## [What to produce]
Work out how many lines of the listing hold "transit", then state only that count.

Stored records

☆ ☆ ☆ ☆ ☆

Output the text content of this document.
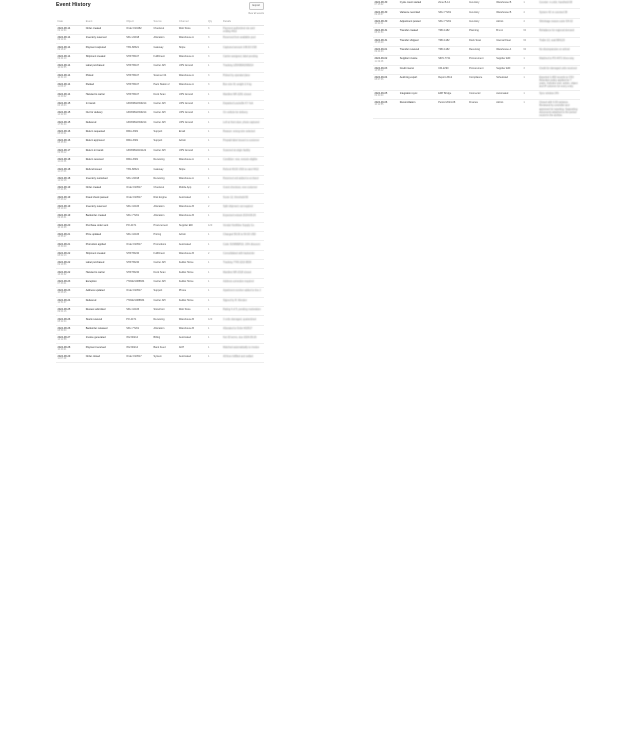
Event History	Export
View all events
Date	Event	Object	Source	Channel	Qty	Details
2024-08-14
09:12:04	Order created	Order #10482	Checkout	Web Store	3	Payment authorized via card ending 4412
2024-08-14
09:12:41	Inventory reserved	SKU-22918	Allocation	Warehouse A	3	Reserved from available pool
2024-08-14
09:18:27	Payment captured	TXN-88321	Gateway	Stripe	1	Captured amount 148.00 USD
2024-08-14
09:44:10	Shipment created	SHP-55107	Fulfillment	Warehouse A	3	Carrier assigned, label pending
2024-08-14
10:02:55	Label purchased	SHP-55107	Carrier API	UPS Ground	1	Tracking 1Z9X88A0399214
2024-08-14
10:31:19	Picked	SHP-55107	Scanner 04	Warehouse A	3	Picked by operator jlane
2024-08-14
11:05:47	Packed	SHP-55107	Pack Station 2	Warehouse A	3	Box size M, weight 2.4 kg
2024-08-14
12:40:02	Handed to carrier	SHP-55107	Dock Scan	UPS Ground	1	Manifest MF-2291 closed
2024-08-15
06:18:33	In transit	1Z9X88A0399214	Carrier API	UPS Ground	1	Departed Louisville KY hub
2024-08-15
14:22:09	Out for delivery	1Z9X88A0399214	Carrier API	UPS Ground	1	On vehicle for delivery
2024-08-15
17:51:44	Delivered	1Z9X88A0399214	Carrier API	UPS Ground	1	Left at front door, photo captured
2024-08-16
08:09:21	Return requested	RMA-3381	Support	Email	1	Reason: wrong size selected
2024-08-16
08:35:50	Return approved	RMA-3381	Support	Admin	1	Prepaid label issued to customer
2024-08-17
09:58:12	Return in transit	1Z9X88A0401122	Carrier API	UPS Ground	1	Scanned at origin facility
2024-08-18
11:24:36	Return received	RMA-3381	Receiving	Warehouse A	1	Condition: new, restock eligible
2024-08-18
11:47:03	Refund issued	TXN-88321	Gateway	Stripe	1	Refund 49.00 USD to card 4412
2024-08-18
12:02:18	Inventory restocked	SKU-22918	Receiving	Warehouse A	1	Returned unit added to on-hand
2024-08-19
07:41:55	Order created	Order #10517	Checkout	Mobile App	2	Guest checkout, new customer
2024-08-19
07:43:12	Fraud check passed	Order #10517	Risk Engine	Automated	1	Score 12, threshold 60
2024-08-19
08:10:40	Inventory reserved	SKU-10433	Allocation	Warehouse B	2	Split shipment not required
2024-08-19
09:26:31	Backorder created	SKU-77201	Allocation	Warehouse B	1	Expected restock 2024-08-26
2024-08-20
10:14:08	Purchase order sent	PO-4471	Procurement	Supplier EDI	120	Vendor Northline Supply Co.
2024-08-21
13:55:27	Price updated	SKU-10433	Pricing	Admin	1	Changed 59.00 to 54.00 USD
2024-08-21
15:30:49	Promotion applied	Order #10517	Promotions	Automated	1	Code SUMMER10, 10% discount
2024-08-22
08:02:13	Shipment created	SHP-55240	Fulfillment	Warehouse B	2	Consolidated with backorder
2024-08-22
09:19:56	Label purchased	SHP-55240	Carrier API	FedEx Home	1	Tracking 7749 2210 8834
2024-08-22
16:44:02	Handed to carrier	SHP-55240	Dock Scan	FedEx Home	1	Manifest MF-2318 closed
2024-08-23
07:33:41	Exception	7749221088834	Carrier API	FedEx Home	1	Address correction required
2024-08-23
10:08:25	Address updated	Order #10517	Support	Phone	1	Apartment number added to line 2
2024-08-24
12:51:37	Delivered	7749221088834	Carrier API	FedEx Home	1	Signed by R. Mendez
2024-08-25
09:04:16	Review submitted	SKU-10433	Storefront	Web Store	1	Rating 4 of 5, pending moderation
2024-08-26
08:22:44	Stock received	PO-4471	Receiving	Warehouse B	120	3 units damaged, quarantined
2024-08-26
08:59:30	Backorder released	SKU-77201	Allocation	Warehouse B	1	Allocated to Order #10517
2024-08-27
14:12:58	Invoice generated	INV-90214	Billing	Automated	1	Net 30 terms, due 2024-09-26
2024-08-28
10:40:21	Payment received	INV-90214	Bank Feed	ACH	1	Matched automatically to invoice
2024-08-29
11:07:49	Order closed	Order #10517	System	Automated	1	All lines fulfilled and settled
2024-08-30
07:15:02	Cycle count started	Zone B-14	Inventory	Warehouse B	1	Counter: m.ortiz, handheld 08
2024-08-30
09:48:37	Variance recorded	SKU-77201	Inventory	Warehouse B	4	System 42 vs counted 38
2024-08-30
10:22:11	Adjustment posted	SKU-77201	Inventory	Admin	4	Shrinkage reason code SH-02
2024-08-31
08:31:54	Transfer created	TRN-1182	Planning	B to A	60	Rebalance for regional demand
2024-08-31
15:06:29	Transfer shipped	TRN-1182	Dock Scan	Internal Fleet	60	Trailer 22, seal 884120
2024-09-01
09:44:03	Transfer received	TRN-1182	Receiving	Warehouse A	60	No discrepancies on arrival
2024-09-02
11:19:48	Supplier invoice	SINV-7741	Procurement	Supplier EDI	1	Matched to PO-4471 three-way
2024-09-03
13:55:12	Credit memo	CM-2290	Procurement	Supplier EDI	3	Credit for damaged units received
2024-09-04
08:07:36	Audit log export	Report-3312	Compliance	Scheduled	1	Exported 1,482 records to CSV. Retention policy applied for 7 years. Includes user, action, object and IP columns for every entry.
2024-09-05
09:30:00	Integration sync	ERP Bridge	Connector	Automated	1	Sync window 24h
2024-09-06
10:12:55	Reconciliation	Period 2024-08	Finance	Admin	1	Closed with 0.00 variance. Reviewed by controller and approved for reporting. Supporting documents attached to the period record in the archive.
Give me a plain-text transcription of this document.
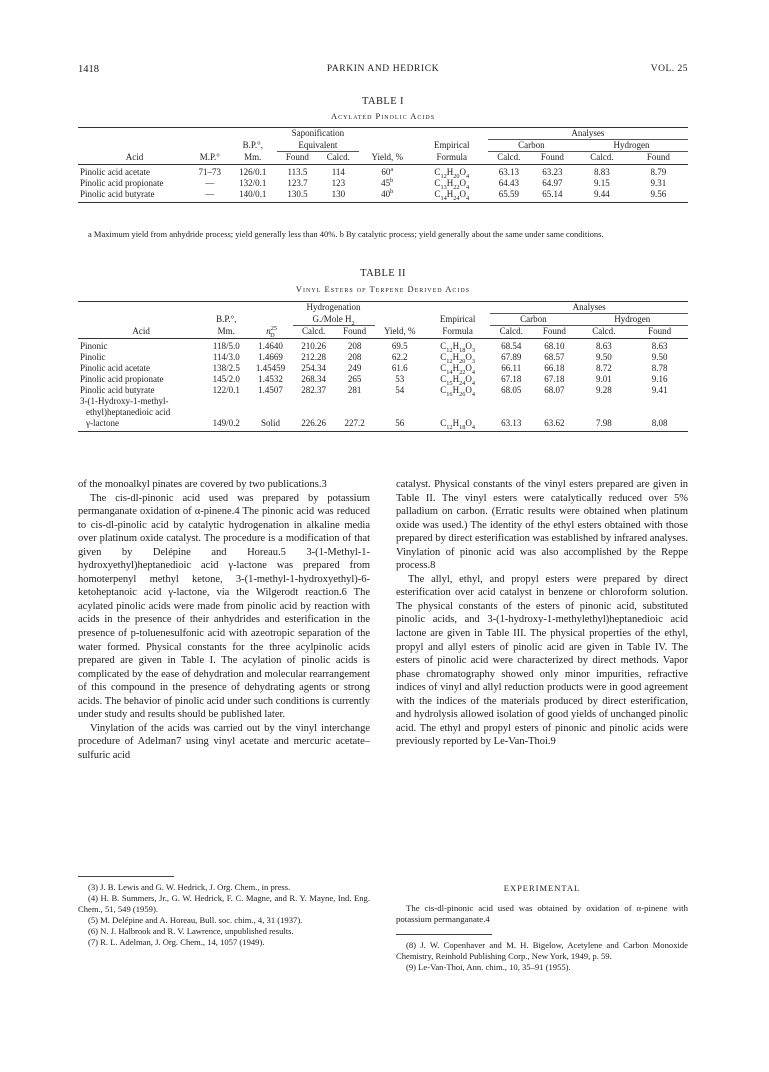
1418	PARKIN AND HEDRICK	VOL. 25
TABLE I
Acylated Pinolic Acids
			Saponification				Analyses			
		B.P.°,	Equivalent			Empirical	Carbon		Hydrogen	
Acid	M.P.°	Mm.	Found	Calcd.	Yield, %	Formula	Calcd.	Found	Calcd.	Found
Pinolic acid acetate	71–73	126/0.1	113.5	114	60$^a$	$C_{12}H_{20}O_4$	63.13	63.23	8.83	8.79
Pinolic acid propionate	—	132/0.1	123.7	123	45$^b$	$C_{13}H_{22}O_4$	64.43	64.97	9.15	9.31
Pinolic acid butyrate	—	140/0.1	130.5	130	40$^b$	$C_{14}H_{24}O_4$	65.59	65.14	9.44	9.56
a Maximum yield from anhydride process; yield generally less than 40%. b By catalytic process; yield generally about the same under same conditions.
TABLE II
Vinyl Esters of Terpene Derived Acids
			Hydrogenation				Analyses			
	B.P.°,		G./Mole $H_2$			Empirical	Carbon		Hydrogen	
Acid	Mm.	$n^{25}_D$	Calcd.	Found	Yield, %	Formula	Calcd.	Found	Calcd.	Found
Pinonic	118/5.0	1.4640	210.26	208	69.5	$C_{12}H_{18}O_3$	68.54	68.10	8.63	8.63
Pinolic	114/3.0	1.4669	212.28	208	62.2	$C_{12}H_{20}O_3$	67.89	68.57	9.50	9.50
Pinolic acid acetate	138/2.5	1.45459	254.34	249	61.6	$C_{14}H_{22}O_4$	66.11	66.18	8.72	8.78
Pinolic acid propionate	145/2.0	1.4532	268.34	265	53	$C_{15}H_{24}O_4$	67.18	67.18	9.01	9.16
Pinolic acid butyrate	122/0.1	1.4507	282.37	281	54	$C_{16}H_{26}O_4$	68.05	68.07	9.28	9.41
3-(1-Hydroxy-1-methyl-										
ethyl)heptanedioic acid										
γ-lactone	149/0.2	Solid	226.26	227.2	56	$C_{12}H_{18}O_4$	63.13	63.62	7.98	8.08

of the monoalkyl pinates are covered by two publications.3

The cis-dl-pinonic acid used was prepared by potassium permanganate oxidation of α-pinene.4 The pinonic acid was reduced to cis-dl-pinolic acid by catalytic hydrogenation in alkaline media over platinum oxide catalyst. The procedure is a modification of that given by Delépine and Horeau.5 3-(1-Methyl-1-hydroxyethyl)heptanedioic acid γ-lactone was prepared from homoterpenyl methyl ketone, 3-(1-methyl-1-hydroxyethyl)-6-ketoheptanoic acid γ-lactone, via the Wilgerodt reaction.6 The acylated pinolic acids were made from pinolic acid by reaction with acids in the presence of their anhydrides and esterification in the presence of p-toluenesulfonic acid with azeotropic separation of the water formed. Physical constants for the three acylpinolic acids prepared are given in Table I. The acylation of pinolic acids is complicated by the ease of dehydration and molecular rearrangement of this compound in the presence of dehydrating agents or strong acids. The behavior of pinolic acid under such conditions is currently under study and results should be published later.

Vinylation of the acids was carried out by the vinyl interchange procedure of Adelman7 using vinyl acetate and mercuric acetate–sulfuric acid

catalyst. Physical constants of the vinyl esters prepared are given in Table II. The vinyl esters were catalytically reduced over 5% palladium on carbon. (Erratic results were obtained when platinum oxide was used.) The identity of the ethyl esters obtained with those prepared by direct esterification was established by infrared analyses. Vinylation of pinonic acid was also accomplished by the Reppe process.8

The allyl, ethyl, and propyl esters were prepared by direct esterification over acid catalyst in benzene or chloroform solution. The physical constants of the esters of pinonic acid, substituted pinolic acids, and 3-(1-hydroxy-1-methylethyl)heptanedioic acid lactone are given in Table III. The physical properties of the ethyl, propyl and allyl esters of pinolic acid are given in Table IV. The esters of pinolic acid were characterized by direct methods. Vapor phase chromatography showed only minor impurities, refractive indices of vinyl and allyl reduction products were in good agreement with the indices of the materials produced by direct esterification, and hydrolysis allowed isolation of good yields of unchanged pinolic acid. The ethyl and propyl esters of pinonic and pinolic acids were previously reported by Le-Van-Thoi.9

(3) J. B. Lewis and G. W. Hedrick, J. Org. Chem., in press.

(4) H. B. Summers, Jr., G. W. Hedrick, F. C. Magne, and R. Y. Mayne, Ind. Eng. Chem., 51, 549 (1959).

(5) M. Delépine and A. Horeau, Bull. soc. chim., 4, 31 (1937).

(6) N. J. Halbrook and R. V. Lawrence, unpublished results.

(7) R. L. Adelman, J. Org. Chem., 14, 1057 (1949).

EXPERIMENTAL
The cis-dl-pinonic acid used was obtained by oxidation of α-pinene with potassium permanganate.4

(8) J. W. Copenhaver and M. H. Bigelow, Acetylene and Carbon Monoxide Chemistry, Reinhold Publishing Corp., New York, 1949, p. 59.

(9) Le-Van-Thoi, Ann. chim., 10, 35–91 (1955).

☆ ☆ ☆ ☆ ☆

## [Solved exercise]
2